[Dataset rows]

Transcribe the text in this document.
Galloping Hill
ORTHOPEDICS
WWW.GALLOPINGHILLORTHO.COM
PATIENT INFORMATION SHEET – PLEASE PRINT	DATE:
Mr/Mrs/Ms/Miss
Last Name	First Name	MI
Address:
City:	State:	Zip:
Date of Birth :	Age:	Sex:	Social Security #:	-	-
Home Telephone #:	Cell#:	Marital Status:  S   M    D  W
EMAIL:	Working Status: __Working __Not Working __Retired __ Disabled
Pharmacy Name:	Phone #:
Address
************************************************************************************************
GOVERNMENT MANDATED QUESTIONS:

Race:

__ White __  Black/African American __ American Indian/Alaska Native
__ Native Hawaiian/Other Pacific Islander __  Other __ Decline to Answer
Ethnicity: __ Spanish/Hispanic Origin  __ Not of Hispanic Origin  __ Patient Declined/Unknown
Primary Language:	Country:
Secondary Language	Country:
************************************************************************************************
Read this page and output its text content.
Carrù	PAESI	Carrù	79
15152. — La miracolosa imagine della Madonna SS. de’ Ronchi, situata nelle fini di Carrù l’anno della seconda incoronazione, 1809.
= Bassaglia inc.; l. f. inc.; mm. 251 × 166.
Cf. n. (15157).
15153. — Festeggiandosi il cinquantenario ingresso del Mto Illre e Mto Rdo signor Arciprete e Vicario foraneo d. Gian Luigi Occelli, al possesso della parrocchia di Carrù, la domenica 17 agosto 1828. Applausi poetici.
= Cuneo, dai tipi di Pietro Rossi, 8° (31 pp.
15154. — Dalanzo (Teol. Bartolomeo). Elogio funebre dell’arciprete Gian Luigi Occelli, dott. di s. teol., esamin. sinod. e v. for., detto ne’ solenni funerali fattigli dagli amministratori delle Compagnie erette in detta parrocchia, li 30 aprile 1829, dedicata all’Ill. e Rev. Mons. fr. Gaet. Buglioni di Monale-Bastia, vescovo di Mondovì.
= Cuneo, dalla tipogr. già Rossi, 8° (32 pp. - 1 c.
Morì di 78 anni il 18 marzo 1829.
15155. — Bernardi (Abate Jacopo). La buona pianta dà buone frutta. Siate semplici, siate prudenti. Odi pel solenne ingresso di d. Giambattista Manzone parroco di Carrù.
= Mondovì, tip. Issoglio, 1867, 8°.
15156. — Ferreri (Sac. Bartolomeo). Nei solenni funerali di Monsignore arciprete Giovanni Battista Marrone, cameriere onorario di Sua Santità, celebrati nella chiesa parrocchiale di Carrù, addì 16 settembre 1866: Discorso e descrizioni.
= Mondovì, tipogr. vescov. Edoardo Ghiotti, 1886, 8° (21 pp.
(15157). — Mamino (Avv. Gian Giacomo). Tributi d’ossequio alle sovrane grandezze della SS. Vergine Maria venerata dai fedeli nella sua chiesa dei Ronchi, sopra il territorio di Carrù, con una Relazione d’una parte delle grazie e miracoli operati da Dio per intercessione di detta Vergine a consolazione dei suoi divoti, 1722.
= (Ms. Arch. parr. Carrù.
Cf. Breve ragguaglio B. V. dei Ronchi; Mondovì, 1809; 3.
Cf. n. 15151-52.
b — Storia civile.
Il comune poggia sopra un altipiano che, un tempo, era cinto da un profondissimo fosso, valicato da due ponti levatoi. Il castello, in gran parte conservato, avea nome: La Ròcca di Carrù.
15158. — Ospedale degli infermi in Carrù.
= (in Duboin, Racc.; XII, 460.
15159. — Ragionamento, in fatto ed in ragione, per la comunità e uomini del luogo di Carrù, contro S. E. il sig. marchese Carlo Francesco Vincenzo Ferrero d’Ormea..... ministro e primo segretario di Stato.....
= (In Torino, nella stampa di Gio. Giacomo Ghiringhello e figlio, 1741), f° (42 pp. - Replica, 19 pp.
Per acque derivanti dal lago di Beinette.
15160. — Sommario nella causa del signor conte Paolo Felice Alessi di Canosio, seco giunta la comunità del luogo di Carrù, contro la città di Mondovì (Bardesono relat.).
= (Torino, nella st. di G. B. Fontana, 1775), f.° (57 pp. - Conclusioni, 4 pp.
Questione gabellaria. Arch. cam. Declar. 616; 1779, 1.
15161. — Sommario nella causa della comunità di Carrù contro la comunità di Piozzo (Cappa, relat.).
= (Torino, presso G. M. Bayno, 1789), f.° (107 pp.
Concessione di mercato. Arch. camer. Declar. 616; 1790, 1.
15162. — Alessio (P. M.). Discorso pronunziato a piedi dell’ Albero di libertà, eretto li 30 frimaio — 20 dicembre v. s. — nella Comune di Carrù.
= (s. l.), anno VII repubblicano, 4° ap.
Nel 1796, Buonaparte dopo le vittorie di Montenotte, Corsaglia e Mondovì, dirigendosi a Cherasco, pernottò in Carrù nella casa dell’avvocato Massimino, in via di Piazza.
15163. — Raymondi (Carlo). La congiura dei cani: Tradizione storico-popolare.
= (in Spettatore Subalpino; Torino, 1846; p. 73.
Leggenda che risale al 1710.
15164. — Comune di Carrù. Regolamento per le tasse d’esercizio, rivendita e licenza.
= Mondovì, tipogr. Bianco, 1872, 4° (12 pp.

YOUR INSTRUCTIONS:
Find how many of the lines above have the word "Declar" in them. State only that number.

FINAL RESULT:
2